→ Prompt: Starting at the line that contains "Serialize everything readable", quote each line exactly through the last line of the entries, both included.

→ Rows:

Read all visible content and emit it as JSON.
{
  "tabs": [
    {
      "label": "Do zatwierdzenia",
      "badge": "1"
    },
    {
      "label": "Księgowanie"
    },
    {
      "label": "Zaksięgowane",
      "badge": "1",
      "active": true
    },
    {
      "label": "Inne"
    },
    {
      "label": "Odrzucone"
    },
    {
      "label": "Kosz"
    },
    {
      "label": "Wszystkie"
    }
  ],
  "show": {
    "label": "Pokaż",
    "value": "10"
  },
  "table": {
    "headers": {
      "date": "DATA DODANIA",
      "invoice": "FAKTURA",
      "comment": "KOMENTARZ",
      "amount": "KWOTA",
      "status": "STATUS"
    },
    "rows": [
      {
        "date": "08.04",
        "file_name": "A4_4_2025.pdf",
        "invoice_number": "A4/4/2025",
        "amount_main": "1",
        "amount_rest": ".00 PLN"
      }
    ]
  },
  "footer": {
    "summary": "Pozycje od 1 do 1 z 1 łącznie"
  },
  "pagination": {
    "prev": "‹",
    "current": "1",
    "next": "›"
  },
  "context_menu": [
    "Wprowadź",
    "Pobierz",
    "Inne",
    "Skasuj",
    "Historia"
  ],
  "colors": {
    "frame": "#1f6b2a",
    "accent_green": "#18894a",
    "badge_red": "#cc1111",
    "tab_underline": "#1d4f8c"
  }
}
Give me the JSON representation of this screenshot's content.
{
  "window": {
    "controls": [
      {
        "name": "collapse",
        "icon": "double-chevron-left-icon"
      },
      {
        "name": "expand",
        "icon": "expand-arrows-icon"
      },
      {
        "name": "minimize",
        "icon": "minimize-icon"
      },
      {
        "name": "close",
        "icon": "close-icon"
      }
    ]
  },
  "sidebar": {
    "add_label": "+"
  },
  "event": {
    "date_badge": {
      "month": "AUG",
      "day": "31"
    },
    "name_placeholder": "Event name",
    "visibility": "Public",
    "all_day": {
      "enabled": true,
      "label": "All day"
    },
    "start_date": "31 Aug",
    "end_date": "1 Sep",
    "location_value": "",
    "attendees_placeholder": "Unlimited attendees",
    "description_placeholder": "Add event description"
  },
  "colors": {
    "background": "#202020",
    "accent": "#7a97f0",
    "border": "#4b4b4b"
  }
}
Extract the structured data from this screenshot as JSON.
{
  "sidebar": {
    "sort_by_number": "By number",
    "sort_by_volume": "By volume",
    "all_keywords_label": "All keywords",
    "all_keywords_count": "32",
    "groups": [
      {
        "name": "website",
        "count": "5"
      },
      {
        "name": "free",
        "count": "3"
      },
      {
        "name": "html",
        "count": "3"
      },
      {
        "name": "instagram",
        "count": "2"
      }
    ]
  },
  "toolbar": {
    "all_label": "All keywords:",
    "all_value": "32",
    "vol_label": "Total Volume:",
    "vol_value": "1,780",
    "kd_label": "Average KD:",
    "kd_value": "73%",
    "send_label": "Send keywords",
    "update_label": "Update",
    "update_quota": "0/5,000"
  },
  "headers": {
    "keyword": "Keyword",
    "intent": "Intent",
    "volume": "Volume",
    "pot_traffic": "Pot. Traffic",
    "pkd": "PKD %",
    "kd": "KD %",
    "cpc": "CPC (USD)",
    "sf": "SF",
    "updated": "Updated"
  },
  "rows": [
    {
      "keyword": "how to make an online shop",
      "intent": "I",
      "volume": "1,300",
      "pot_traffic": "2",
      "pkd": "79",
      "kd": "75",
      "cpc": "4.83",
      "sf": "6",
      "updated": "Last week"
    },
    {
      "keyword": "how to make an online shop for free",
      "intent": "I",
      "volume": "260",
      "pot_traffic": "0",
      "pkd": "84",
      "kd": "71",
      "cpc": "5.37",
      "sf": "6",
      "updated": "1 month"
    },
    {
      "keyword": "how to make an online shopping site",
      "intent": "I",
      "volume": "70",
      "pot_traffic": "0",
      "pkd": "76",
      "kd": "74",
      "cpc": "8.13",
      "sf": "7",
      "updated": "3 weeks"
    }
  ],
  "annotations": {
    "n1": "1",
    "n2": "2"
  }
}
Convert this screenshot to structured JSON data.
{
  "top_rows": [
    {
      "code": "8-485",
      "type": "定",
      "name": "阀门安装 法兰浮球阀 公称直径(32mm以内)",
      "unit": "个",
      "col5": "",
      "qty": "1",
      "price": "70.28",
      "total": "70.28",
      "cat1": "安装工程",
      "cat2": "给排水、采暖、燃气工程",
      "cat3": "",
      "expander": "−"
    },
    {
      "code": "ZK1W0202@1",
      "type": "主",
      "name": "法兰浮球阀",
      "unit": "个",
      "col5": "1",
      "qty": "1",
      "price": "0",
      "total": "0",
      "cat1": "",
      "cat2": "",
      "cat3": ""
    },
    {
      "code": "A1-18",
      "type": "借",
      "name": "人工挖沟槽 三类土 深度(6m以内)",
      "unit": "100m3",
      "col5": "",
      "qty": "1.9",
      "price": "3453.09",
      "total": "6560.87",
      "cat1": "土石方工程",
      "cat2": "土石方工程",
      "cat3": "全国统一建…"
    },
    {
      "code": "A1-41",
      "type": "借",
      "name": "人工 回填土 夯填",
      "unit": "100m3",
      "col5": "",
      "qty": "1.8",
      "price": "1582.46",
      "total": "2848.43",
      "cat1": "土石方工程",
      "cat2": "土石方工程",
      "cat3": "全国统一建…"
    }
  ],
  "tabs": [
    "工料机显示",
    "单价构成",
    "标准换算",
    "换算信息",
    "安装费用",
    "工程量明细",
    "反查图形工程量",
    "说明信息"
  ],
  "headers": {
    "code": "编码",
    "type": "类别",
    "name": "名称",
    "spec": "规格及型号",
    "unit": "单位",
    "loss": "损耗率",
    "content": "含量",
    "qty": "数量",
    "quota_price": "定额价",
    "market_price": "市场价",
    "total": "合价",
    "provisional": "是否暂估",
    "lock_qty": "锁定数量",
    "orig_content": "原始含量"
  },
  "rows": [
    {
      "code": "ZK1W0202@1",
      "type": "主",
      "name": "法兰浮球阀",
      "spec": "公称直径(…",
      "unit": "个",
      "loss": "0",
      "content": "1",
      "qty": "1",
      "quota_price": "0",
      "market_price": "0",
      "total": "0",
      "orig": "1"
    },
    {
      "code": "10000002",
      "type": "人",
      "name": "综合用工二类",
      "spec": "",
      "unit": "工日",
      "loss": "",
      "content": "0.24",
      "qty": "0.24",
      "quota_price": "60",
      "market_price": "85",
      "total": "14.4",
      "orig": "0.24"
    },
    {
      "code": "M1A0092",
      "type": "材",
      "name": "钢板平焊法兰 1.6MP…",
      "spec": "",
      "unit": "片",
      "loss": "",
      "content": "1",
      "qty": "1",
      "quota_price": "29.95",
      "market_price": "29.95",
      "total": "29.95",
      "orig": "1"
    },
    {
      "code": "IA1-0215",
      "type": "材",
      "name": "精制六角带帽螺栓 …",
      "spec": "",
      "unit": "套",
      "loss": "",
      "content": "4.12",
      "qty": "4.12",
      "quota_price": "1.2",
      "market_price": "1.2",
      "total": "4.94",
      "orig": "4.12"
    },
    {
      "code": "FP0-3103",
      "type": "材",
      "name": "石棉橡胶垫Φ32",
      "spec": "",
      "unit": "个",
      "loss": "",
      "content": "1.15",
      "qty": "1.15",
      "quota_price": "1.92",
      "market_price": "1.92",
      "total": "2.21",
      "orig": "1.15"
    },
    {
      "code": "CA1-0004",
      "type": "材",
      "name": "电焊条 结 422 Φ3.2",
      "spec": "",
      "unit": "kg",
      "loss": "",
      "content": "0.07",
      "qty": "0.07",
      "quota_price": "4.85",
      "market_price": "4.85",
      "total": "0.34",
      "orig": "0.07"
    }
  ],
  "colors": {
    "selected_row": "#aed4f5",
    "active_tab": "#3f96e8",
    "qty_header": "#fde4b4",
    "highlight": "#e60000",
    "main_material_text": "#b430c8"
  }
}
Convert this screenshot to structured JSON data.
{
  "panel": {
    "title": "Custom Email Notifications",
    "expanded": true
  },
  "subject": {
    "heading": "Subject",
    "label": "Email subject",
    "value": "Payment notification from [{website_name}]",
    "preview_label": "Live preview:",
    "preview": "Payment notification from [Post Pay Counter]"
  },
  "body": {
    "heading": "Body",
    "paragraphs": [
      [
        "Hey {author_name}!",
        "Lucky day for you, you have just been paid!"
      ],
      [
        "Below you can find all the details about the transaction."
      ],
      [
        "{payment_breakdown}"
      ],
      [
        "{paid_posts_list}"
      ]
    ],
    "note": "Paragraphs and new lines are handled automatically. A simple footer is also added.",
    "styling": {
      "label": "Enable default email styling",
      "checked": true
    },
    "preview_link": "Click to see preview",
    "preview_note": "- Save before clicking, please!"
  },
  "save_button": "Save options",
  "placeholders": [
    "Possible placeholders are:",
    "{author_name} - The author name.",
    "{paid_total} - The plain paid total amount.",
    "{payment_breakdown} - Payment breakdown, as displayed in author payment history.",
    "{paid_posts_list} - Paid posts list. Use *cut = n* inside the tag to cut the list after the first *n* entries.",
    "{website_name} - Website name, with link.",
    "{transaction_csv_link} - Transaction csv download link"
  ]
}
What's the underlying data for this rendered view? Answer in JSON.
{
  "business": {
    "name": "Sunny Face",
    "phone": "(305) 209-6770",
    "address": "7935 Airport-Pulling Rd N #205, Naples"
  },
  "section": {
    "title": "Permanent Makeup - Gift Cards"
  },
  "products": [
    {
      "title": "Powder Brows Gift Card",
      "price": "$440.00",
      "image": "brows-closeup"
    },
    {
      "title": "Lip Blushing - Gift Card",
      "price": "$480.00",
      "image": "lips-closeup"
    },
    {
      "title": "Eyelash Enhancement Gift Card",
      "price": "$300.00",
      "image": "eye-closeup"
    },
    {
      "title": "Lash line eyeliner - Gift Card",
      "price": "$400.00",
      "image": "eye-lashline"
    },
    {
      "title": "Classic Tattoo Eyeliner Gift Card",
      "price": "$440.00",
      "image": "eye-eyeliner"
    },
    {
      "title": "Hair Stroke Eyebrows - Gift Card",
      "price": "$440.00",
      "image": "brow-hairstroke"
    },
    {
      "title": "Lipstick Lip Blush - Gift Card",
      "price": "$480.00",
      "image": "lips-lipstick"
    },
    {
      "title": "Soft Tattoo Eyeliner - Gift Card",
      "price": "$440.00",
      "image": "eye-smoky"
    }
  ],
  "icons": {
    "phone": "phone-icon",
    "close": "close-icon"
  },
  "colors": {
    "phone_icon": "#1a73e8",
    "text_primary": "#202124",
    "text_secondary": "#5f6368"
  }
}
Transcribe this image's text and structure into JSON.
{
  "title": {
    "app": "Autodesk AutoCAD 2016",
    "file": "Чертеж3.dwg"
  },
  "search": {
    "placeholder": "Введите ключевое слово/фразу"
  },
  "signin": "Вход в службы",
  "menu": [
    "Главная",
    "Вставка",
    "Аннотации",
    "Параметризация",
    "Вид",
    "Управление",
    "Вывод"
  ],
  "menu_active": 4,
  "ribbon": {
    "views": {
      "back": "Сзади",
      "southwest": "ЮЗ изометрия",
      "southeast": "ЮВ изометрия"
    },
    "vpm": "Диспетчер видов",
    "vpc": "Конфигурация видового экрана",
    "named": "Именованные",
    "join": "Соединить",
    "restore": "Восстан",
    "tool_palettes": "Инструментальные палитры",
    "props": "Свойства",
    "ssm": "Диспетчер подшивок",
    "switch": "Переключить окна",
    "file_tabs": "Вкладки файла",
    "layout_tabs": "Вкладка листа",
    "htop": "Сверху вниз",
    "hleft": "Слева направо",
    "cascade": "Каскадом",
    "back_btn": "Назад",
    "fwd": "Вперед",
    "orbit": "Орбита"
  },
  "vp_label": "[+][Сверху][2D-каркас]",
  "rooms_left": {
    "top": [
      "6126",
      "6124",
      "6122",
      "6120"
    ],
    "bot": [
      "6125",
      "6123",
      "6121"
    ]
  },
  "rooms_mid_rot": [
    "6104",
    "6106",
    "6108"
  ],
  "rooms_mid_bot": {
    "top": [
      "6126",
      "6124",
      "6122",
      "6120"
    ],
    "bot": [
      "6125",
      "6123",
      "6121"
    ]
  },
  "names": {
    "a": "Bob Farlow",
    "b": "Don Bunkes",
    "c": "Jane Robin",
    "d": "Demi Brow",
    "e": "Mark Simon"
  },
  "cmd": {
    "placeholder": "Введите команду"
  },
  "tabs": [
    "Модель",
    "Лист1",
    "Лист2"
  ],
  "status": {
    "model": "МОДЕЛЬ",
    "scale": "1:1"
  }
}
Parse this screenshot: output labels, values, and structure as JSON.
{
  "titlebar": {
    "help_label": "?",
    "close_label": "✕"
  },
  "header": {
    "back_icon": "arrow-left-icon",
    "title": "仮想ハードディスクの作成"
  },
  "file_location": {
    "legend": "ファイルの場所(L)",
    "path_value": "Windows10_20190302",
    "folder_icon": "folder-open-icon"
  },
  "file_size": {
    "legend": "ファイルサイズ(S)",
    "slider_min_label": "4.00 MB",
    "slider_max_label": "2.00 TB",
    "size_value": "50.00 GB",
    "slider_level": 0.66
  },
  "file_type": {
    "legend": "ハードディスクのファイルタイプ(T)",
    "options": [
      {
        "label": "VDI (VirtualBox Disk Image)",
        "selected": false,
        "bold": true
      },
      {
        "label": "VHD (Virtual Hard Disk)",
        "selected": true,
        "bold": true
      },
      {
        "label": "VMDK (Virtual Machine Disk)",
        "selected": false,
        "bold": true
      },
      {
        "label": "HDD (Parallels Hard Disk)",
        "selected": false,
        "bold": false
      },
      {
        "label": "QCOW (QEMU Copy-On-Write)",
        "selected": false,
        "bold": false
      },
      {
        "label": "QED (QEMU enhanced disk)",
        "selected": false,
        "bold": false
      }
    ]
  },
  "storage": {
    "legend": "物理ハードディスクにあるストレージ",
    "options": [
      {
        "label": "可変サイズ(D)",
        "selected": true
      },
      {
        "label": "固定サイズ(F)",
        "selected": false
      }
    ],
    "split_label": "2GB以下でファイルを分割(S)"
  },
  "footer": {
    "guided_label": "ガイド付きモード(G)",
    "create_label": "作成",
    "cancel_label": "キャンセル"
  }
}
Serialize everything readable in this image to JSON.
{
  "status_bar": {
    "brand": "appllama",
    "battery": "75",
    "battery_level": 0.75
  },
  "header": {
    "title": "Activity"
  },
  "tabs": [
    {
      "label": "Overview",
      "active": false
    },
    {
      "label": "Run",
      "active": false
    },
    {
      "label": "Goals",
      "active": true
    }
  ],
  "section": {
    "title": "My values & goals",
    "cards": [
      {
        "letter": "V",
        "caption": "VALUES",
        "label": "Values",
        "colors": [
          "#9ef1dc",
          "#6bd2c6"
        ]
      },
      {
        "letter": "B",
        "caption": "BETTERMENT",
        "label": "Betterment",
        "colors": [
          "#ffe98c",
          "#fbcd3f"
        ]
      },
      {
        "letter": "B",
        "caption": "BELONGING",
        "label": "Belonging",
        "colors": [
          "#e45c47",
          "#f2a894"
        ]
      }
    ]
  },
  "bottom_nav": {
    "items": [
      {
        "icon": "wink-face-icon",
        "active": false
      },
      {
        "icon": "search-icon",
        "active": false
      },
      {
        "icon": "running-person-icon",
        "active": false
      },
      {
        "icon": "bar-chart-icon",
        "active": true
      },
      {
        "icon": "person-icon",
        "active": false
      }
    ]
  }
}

→ Result of this task:
Serialize everything readable in this image to JSON.
{
  "status_bar": {
    "brand": "appllama",
    "battery": "75",
    "battery_level": 0.75
  },
  "header": {
    "title": "Activity"
  },
  "tabs": [
    {
      "label": "Overview",
      "active": false
    },
    {
      "label": "Run",
      "active": false
    },
    {
      "label": "Goals",
      "active": true
    }
  ],
  "section": {
    "title": "My values & goals",
    "cards": [
      {
        "letter": "V",
        "caption": "VALUES",
        "label": "Values",
        "colors": [
          "#9ef1dc",
          "#6bd2c6"
        ]
      },
      {
        "letter": "B",
        "caption": "BETTERMENT",
        "label": "Betterment",
        "colors": [
          "#ffe98c",
          "#fbcd3f"
        ]
      },
      {
        "letter": "B",
        "caption": "BELONGING",
        "label": "Belonging",
        "colors": [
          "#e45c47",
          "#f2a894"
        ]
      }
    ]
  },
  "bottom_nav": {
    "items": [
      {
        "icon": "wink-face-icon",
        "active": false
      },
      {
        "icon": "search-icon",
        "active": false
      },
      {
        "icon": "running-person-icon",
        "active": false
      },
      {
        "icon": "bar-chart-icon",
        "active": true
      },
      {
        "icon": "person-icon",
        "active": false
      }
    ]
  }
}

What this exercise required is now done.